** What this task involves **
Wherever a line holds the string "критериям", copy that line.

** Given data **
● ● ●
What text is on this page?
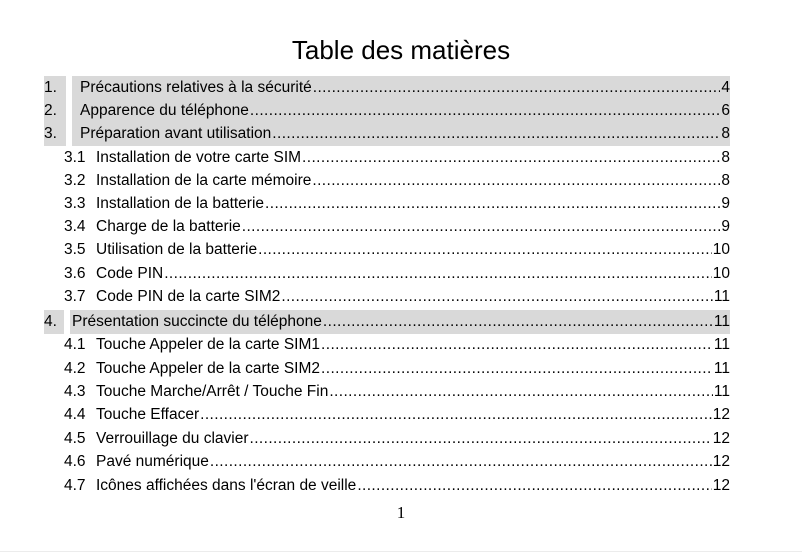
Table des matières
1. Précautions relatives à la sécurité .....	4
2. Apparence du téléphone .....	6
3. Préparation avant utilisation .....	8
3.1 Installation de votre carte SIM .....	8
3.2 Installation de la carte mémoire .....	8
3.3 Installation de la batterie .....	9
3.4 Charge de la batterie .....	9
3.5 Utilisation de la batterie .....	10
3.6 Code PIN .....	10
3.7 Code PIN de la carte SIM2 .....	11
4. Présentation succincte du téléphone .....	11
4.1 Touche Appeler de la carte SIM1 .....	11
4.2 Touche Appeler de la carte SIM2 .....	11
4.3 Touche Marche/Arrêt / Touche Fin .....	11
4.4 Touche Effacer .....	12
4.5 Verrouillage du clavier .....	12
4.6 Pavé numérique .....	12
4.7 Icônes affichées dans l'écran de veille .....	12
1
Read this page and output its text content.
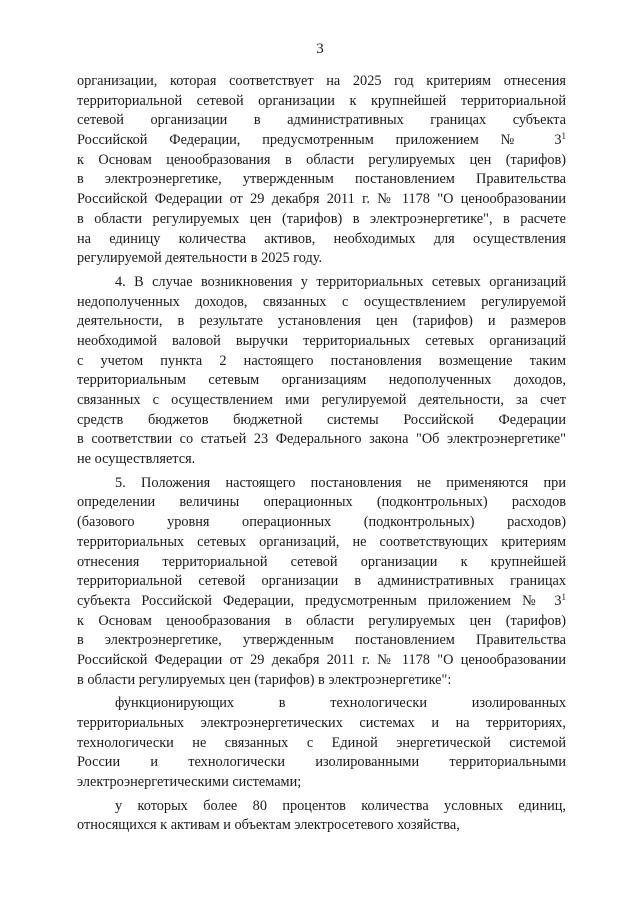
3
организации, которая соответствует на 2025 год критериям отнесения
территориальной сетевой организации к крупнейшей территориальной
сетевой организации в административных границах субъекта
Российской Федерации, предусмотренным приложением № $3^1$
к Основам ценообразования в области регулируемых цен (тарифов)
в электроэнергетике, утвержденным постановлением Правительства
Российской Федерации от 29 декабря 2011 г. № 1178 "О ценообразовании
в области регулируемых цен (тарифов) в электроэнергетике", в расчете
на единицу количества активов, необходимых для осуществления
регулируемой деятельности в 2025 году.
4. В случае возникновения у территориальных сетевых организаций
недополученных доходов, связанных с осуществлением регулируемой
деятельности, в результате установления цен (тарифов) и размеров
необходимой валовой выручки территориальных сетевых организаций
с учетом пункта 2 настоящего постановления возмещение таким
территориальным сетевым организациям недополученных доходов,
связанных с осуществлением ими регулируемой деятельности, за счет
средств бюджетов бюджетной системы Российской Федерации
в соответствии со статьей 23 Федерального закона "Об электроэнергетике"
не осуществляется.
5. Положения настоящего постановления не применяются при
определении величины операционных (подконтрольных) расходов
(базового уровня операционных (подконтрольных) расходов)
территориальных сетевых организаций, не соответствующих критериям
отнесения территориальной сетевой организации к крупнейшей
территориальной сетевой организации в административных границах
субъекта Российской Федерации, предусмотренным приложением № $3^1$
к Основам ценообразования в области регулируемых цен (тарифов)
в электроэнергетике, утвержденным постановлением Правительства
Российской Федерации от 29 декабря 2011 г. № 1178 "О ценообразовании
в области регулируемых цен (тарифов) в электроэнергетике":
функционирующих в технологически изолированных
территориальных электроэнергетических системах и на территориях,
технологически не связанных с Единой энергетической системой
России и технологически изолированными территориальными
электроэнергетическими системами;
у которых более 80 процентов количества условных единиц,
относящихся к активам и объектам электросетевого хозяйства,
● ● ●
** Worked solution **
организации, которая соответствует на 2025 год критериям отнесения
территориальных сетевых организаций, не соответствующих критериям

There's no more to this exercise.